**SOURCE RECORDS**
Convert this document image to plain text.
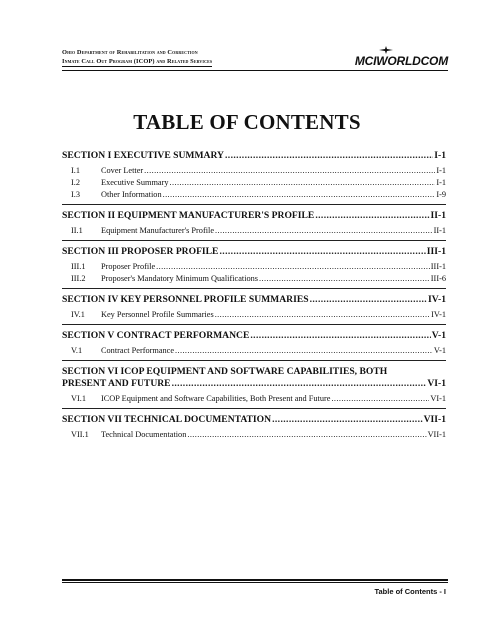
Ohio Department of Rehabilitation and Correction
Inmate Call Out Program (ICOP) and Related Services	MCIWORLDCOM
TABLE OF CONTENTS
SECTION I EXECUTIVE SUMMARY .....	I-1
I.1	Cover Letter .....	I-1
I.2	Executive Summary .....	I-1
I.3	Other Information .....	I-9
SECTION II EQUIPMENT MANUFACTURER'S PROFILE .....	II-1
II.1	Equipment Manufacturer's Profile .....	II-1
SECTION III PROPOSER PROFILE .....	III-1
III.1	Proposer Profile .....	III-1
III.2	Proposer's Mandatory Minimum Qualifications .....	III-6
SECTION IV KEY PERSONNEL PROFILE SUMMARIES .....	IV-1
IV.1	Key Personnel Profile Summaries .....	IV-1
SECTION V CONTRACT PERFORMANCE .....	V-1
V.1	Contract Performance .....	V-1
SECTION VI ICOP EQUIPMENT AND SOFTWARE CAPABILITIES, BOTH
PRESENT AND FUTURE .....	VI-1
VI.1	ICOP Equipment and Software Capabilities, Both Present and Future .....	VI-1
SECTION VII TECHNICAL DOCUMENTATION .....	VII-1
VII.1	Technical Documentation .....	VII-1
Table of Contents - I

**PROBLEM DESCRIPTION**
Output the data above without changes, apart from leaving out the pictures.

**TASK ANSWER**
Convert this document image to plain text.
Ohio Department of Rehabilitation and Correction
Inmate Call Out Program (ICOP) and Related Services	MCIWORLDCOM
TABLE OF CONTENTS
SECTION I EXECUTIVE SUMMARY .....	I-1
I.1	Cover Letter .....	I-1
I.2	Executive Summary .....	I-1
I.3	Other Information .....	I-9
SECTION II EQUIPMENT MANUFACTURER'S PROFILE .....	II-1
II.1	Equipment Manufacturer's Profile .....	II-1
SECTION III PROPOSER PROFILE .....	III-1
III.1	Proposer Profile .....	III-1
III.2	Proposer's Mandatory Minimum Qualifications .....	III-6
SECTION IV KEY PERSONNEL PROFILE SUMMARIES .....	IV-1
IV.1	Key Personnel Profile Summaries .....	IV-1
SECTION V CONTRACT PERFORMANCE .....	V-1
V.1	Contract Performance .....	V-1
SECTION VI ICOP EQUIPMENT AND SOFTWARE CAPABILITIES, BOTH
PRESENT AND FUTURE .....	VI-1
VI.1	ICOP Equipment and Software Capabilities, Both Present and Future .....	VI-1
SECTION VII TECHNICAL DOCUMENTATION .....	VII-1
VII.1	Technical Documentation .....	VII-1
Table of Contents - I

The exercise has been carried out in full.